◆ **Instructions for the task**:
Reproduce verbatim only the stretch of rows below from the first row through the row containing "root-table-row: 1 101 [323,86,481,107]".

◆ **Records provided**:
——————————
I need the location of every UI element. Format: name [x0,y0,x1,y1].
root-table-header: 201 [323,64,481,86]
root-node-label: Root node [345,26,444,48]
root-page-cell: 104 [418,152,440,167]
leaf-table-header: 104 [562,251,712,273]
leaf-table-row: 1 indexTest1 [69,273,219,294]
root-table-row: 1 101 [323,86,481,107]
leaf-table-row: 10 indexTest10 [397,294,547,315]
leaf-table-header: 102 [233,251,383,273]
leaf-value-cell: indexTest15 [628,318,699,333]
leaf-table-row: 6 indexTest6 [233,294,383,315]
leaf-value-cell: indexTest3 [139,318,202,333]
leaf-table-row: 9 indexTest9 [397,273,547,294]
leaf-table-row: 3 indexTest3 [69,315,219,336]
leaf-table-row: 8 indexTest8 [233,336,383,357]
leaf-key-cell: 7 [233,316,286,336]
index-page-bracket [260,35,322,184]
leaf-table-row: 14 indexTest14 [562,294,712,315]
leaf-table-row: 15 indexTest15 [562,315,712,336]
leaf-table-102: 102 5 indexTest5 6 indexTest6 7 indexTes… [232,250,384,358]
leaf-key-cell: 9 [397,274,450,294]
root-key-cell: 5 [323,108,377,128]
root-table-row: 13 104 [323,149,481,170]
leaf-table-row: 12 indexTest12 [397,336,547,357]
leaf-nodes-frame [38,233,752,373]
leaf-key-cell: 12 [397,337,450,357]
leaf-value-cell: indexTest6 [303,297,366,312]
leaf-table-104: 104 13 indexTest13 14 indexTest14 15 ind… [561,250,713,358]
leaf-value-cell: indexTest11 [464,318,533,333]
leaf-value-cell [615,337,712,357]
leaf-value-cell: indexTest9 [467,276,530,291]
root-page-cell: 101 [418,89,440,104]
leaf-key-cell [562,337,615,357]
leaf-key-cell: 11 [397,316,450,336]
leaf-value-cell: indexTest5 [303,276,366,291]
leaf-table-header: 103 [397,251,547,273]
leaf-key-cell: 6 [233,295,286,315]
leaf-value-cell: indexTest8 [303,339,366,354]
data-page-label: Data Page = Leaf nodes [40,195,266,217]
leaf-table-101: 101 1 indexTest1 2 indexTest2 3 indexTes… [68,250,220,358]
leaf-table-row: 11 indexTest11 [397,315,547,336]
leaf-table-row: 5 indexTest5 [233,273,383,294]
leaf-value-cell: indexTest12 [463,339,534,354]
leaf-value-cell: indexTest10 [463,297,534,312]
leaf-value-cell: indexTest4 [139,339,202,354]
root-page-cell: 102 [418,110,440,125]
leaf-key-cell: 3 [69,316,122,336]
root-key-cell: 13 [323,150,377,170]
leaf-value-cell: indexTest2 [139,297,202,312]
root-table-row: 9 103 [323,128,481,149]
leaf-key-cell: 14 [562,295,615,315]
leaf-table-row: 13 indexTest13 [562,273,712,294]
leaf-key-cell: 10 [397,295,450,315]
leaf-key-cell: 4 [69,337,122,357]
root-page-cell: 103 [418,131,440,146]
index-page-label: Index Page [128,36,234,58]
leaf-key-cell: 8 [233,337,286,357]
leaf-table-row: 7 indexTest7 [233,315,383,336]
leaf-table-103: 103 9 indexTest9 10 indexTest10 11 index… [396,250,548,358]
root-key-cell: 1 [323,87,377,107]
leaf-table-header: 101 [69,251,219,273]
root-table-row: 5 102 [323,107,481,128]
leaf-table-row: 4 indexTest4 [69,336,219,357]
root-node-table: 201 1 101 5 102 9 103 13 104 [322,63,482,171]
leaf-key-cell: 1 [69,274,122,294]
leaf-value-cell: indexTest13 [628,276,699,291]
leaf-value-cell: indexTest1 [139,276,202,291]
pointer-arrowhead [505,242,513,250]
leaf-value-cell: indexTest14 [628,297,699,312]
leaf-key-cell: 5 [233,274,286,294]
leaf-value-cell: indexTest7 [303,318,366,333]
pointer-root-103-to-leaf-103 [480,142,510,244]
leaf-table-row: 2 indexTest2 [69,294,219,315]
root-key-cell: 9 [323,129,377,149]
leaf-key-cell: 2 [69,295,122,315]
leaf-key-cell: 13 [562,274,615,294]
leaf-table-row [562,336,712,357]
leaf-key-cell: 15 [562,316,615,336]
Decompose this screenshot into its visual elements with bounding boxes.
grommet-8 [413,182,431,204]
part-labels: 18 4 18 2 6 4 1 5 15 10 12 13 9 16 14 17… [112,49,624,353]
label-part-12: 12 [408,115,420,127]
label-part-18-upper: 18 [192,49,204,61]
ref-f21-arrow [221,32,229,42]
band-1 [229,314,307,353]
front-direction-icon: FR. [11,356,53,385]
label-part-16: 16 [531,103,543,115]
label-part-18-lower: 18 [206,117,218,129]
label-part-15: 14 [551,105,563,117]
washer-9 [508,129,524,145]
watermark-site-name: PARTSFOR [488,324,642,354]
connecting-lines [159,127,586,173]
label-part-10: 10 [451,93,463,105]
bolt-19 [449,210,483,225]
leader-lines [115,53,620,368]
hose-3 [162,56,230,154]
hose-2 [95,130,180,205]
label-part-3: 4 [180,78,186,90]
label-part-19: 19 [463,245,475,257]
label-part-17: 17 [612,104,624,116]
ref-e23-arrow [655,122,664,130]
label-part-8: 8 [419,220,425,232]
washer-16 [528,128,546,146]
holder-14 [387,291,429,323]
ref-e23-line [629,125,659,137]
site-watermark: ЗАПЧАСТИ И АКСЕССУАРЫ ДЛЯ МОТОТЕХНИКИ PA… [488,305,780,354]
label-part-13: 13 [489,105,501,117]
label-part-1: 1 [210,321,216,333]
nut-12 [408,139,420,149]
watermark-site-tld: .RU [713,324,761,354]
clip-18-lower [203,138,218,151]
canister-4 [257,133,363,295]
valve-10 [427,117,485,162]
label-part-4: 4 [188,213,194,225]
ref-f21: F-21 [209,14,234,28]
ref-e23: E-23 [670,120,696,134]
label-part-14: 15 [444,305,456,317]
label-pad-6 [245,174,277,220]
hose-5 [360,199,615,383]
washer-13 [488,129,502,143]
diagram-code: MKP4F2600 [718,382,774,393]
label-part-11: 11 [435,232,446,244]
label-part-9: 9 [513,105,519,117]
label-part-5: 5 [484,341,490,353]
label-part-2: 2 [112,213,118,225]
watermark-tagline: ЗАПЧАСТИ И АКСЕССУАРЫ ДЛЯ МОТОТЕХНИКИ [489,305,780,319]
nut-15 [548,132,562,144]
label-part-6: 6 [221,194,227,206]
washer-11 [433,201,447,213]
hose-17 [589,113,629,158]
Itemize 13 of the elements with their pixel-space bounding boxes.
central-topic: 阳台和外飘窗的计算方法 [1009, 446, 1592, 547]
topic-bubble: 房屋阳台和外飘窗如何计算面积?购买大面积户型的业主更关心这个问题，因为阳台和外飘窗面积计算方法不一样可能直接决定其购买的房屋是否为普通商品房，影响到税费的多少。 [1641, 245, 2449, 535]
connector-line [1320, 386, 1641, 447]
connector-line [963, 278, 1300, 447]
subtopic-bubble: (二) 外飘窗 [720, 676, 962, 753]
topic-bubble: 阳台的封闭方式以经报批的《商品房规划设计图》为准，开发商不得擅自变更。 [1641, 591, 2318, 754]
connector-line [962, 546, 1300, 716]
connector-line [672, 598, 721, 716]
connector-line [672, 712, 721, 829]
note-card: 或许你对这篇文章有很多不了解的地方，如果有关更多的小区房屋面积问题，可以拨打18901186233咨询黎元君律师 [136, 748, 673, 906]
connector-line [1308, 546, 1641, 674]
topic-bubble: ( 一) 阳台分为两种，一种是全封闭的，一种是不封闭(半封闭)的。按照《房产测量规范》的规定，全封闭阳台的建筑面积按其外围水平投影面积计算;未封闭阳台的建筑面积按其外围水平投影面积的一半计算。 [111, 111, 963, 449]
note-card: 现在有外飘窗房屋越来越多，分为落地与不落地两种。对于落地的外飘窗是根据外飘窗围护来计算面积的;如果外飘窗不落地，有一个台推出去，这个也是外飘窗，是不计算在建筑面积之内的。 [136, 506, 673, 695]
——————————
◆ **Exercise result**:
I need the location of every UI element. Format: name [x0,y0,x1,y1].
root-table-header: 201 [323,64,481,86]
root-node-label: Root node [345,26,444,48]
root-page-cell: 104 [418,152,440,167]
leaf-table-header: 104 [562,251,712,273]
leaf-table-row: 1 indexTest1 [69,273,219,294]
root-table-row: 1 101 [323,86,481,107]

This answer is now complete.